Write out all of the entries exactly, please.

** start of SUPPLIED ENTRIES **

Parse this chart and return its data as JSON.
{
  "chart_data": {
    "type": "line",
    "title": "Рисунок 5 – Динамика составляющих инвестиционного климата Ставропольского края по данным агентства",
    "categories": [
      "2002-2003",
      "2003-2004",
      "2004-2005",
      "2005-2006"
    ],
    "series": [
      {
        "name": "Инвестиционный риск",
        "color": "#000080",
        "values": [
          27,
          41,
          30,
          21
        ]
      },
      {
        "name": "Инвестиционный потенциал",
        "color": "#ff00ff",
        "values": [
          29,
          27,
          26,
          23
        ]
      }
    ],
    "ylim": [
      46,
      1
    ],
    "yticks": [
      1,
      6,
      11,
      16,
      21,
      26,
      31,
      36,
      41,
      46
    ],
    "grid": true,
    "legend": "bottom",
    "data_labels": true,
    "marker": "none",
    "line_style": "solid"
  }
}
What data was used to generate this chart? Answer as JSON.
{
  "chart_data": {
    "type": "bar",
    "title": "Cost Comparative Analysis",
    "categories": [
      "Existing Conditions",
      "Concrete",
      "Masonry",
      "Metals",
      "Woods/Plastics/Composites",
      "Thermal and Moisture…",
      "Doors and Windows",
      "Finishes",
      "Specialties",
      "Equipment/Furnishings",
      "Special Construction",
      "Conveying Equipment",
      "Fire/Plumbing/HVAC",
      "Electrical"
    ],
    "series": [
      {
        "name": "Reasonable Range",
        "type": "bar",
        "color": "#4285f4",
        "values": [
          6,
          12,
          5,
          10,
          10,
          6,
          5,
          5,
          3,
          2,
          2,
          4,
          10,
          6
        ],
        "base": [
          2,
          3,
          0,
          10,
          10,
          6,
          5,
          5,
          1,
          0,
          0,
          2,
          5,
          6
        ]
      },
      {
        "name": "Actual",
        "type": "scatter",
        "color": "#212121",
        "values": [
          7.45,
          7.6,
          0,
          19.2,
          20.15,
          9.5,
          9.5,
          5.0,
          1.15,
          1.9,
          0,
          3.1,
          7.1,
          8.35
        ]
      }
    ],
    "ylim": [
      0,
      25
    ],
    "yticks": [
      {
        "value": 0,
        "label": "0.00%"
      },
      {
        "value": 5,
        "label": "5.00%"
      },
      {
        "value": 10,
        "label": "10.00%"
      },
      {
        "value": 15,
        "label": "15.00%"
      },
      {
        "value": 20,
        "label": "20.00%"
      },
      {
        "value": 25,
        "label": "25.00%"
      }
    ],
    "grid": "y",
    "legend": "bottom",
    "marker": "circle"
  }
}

** end of SUPPLIED ENTRIES **

- [THE RESPONSE]
Parse this chart and return its data as JSON.
{
  "chart_data": {
    "type": "line",
    "title": "Рисунок 5 – Динамика составляющих инвестиционного климата Ставропольского края по данным агентства",
    "categories": [
      "2002-2003",
      "2003-2004",
      "2004-2005",
      "2005-2006"
    ],
    "series": [
      {
        "name": "Инвестиционный риск",
        "color": "#000080",
        "values": [
          27,
          41,
          30,
          21
        ]
      },
      {
        "name": "Инвестиционный потенциал",
        "color": "#ff00ff",
        "values": [
          29,
          27,
          26,
          23
        ]
      }
    ],
    "ylim": [
      46,
      1
    ],
    "yticks": [
      1,
      6,
      11,
      16,
      21,
      26,
      31,
      36,
      41,
      46
    ],
    "grid": true,
    "legend": "bottom",
    "data_labels": true,
    "marker": "none",
    "line_style": "solid"
  }
}
What data was used to generate this chart? Answer as JSON.
{
  "chart_data": {
    "type": "bar",
    "title": "Cost Comparative Analysis",
    "categories": [
      "Existing Conditions",
      "Concrete",
      "Masonry",
      "Metals",
      "Woods/Plastics/Composites",
      "Thermal and Moisture…",
      "Doors and Windows",
      "Finishes",
      "Specialties",
      "Equipment/Furnishings",
      "Special Construction",
      "Conveying Equipment",
      "Fire/Plumbing/HVAC",
      "Electrical"
    ],
    "series": [
      {
        "name": "Reasonable Range",
        "type": "bar",
        "color": "#4285f4",
        "values": [
          6,
          12,
          5,
          10,
          10,
          6,
          5,
          5,
          3,
          2,
          2,
          4,
          10,
          6
        ],
        "base": [
          2,
          3,
          0,
          10,
          10,
          6,
          5,
          5,
          1,
          0,
          0,
          2,
          5,
          6
        ]
      },
      {
        "name": "Actual",
        "type": "scatter",
        "color": "#212121",
        "values": [
          7.45,
          7.6,
          0,
          19.2,
          20.15,
          9.5,
          9.5,
          5.0,
          1.15,
          1.9,
          0,
          3.1,
          7.1,
          8.35
        ]
      }
    ],
    "ylim": [
      0,
      25
    ],
    "yticks": [
      {
        "value": 0,
        "label": "0.00%"
      },
      {
        "value": 5,
        "label": "5.00%"
      },
      {
        "value": 10,
        "label": "10.00%"
      },
      {
        "value": 15,
        "label": "15.00%"
      },
      {
        "value": 20,
        "label": "20.00%"
      },
      {
        "value": 25,
        "label": "25.00%"
      }
    ],
    "grid": "y",
    "legend": "bottom",
    "marker": "circle"
  }
}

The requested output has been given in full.